Challenge: Copy the records below exactly as they appear.

(Figure record listings)
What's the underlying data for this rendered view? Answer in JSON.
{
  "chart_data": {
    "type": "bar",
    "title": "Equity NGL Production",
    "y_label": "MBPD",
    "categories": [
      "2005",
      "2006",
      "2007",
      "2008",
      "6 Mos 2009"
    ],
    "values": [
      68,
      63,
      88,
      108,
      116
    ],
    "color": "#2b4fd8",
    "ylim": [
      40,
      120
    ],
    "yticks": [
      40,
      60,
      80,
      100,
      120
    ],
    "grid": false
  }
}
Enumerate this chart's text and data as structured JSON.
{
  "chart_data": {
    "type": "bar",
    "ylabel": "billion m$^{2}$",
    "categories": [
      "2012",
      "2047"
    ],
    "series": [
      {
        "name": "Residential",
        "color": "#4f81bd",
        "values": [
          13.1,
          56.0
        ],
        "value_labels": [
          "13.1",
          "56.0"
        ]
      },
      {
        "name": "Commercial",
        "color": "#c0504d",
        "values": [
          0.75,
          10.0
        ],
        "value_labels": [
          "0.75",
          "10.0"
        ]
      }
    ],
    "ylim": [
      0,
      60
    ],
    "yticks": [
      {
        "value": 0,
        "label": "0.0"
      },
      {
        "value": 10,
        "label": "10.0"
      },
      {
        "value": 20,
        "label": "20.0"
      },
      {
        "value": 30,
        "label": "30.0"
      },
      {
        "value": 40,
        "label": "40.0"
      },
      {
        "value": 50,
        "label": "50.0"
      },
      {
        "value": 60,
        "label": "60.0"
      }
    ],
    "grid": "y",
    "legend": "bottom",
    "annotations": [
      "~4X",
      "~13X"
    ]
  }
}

Right answer:
What's the underlying data for this rendered view? Answer in JSON.
{
  "chart_data": {
    "type": "bar",
    "title": "Equity NGL Production",
    "y_label": "MBPD",
    "categories": [
      "2005",
      "2006",
      "2007",
      "2008",
      "6 Mos 2009"
    ],
    "values": [
      68,
      63,
      88,
      108,
      116
    ],
    "color": "#2b4fd8",
    "ylim": [
      40,
      120
    ],
    "yticks": [
      40,
      60,
      80,
      100,
      120
    ],
    "grid": false
  }
}
Enumerate this chart's text and data as structured JSON.
{
  "chart_data": {
    "type": "bar",
    "ylabel": "billion m$^{2}$",
    "categories": [
      "2012",
      "2047"
    ],
    "series": [
      {
        "name": "Residential",
        "color": "#4f81bd",
        "values": [
          13.1,
          56.0
        ],
        "value_labels": [
          "13.1",
          "56.0"
        ]
      },
      {
        "name": "Commercial",
        "color": "#c0504d",
        "values": [
          0.75,
          10.0
        ],
        "value_labels": [
          "0.75",
          "10.0"
        ]
      }
    ],
    "ylim": [
      0,
      60
    ],
    "yticks": [
      {
        "value": 0,
        "label": "0.0"
      },
      {
        "value": 10,
        "label": "10.0"
      },
      {
        "value": 20,
        "label": "20.0"
      },
      {
        "value": 30,
        "label": "30.0"
      },
      {
        "value": 40,
        "label": "40.0"
      },
      {
        "value": 50,
        "label": "50.0"
      },
      {
        "value": 60,
        "label": "60.0"
      }
    ],
    "grid": "y",
    "legend": "bottom",
    "annotations": [
      "~4X",
      "~13X"
    ]
  }
}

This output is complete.